Write out each record below exactly as it appears, with no pictures.
* BEGIN Exercise materials *
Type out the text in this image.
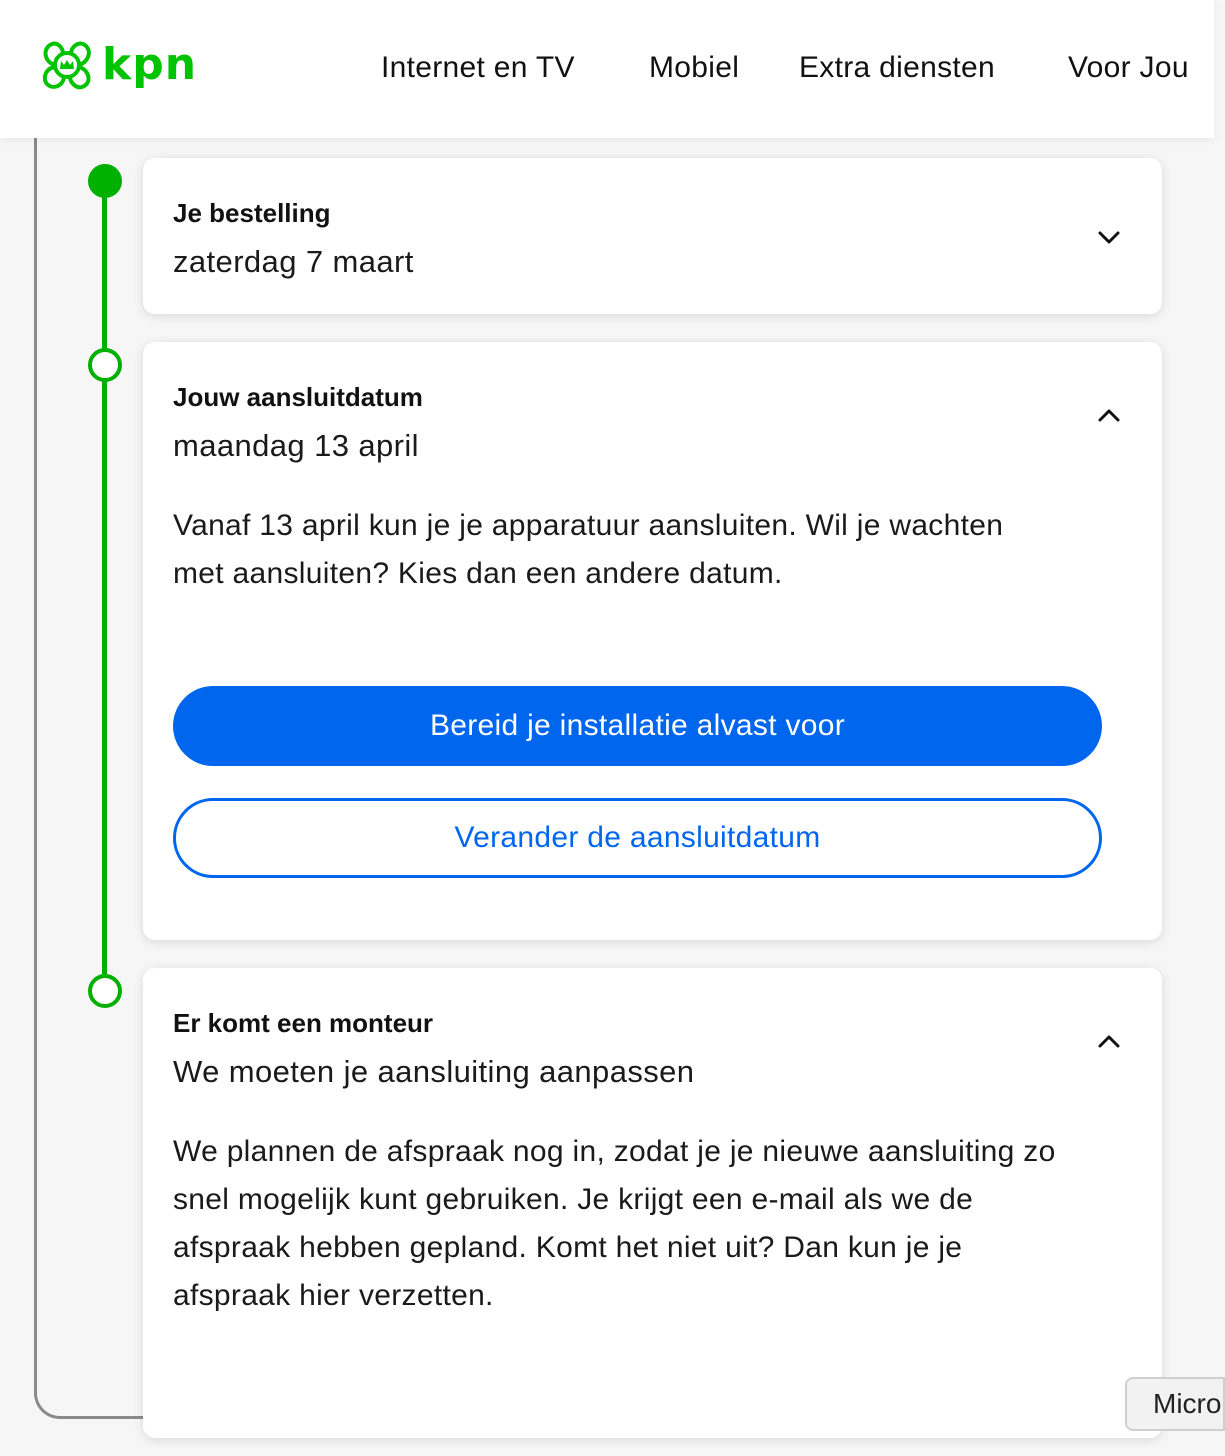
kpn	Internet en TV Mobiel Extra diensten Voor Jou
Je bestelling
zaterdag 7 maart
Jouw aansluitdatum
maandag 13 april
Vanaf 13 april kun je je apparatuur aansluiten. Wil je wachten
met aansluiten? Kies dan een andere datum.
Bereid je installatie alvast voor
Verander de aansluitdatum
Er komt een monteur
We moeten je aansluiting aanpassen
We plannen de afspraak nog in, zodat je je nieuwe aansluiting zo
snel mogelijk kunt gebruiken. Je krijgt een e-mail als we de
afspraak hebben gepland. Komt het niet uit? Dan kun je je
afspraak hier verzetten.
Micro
* END Exercise materials *
Complete output:
Type out the text in this image.
kpn	Internet en TV Mobiel Extra diensten Voor Jou
Je bestelling
zaterdag 7 maart
Jouw aansluitdatum
maandag 13 april
Vanaf 13 april kun je je apparatuur aansluiten. Wil je wachten
met aansluiten? Kies dan een andere datum.
Bereid je installatie alvast voor
Verander de aansluitdatum
Er komt een monteur
We moeten je aansluiting aanpassen
We plannen de afspraak nog in, zodat je je nieuwe aansluiting zo
snel mogelijk kunt gebruiken. Je krijgt een e-mail als we de
afspraak hebben gepland. Komt het niet uit? Dan kun je je
afspraak hier verzetten.
Micro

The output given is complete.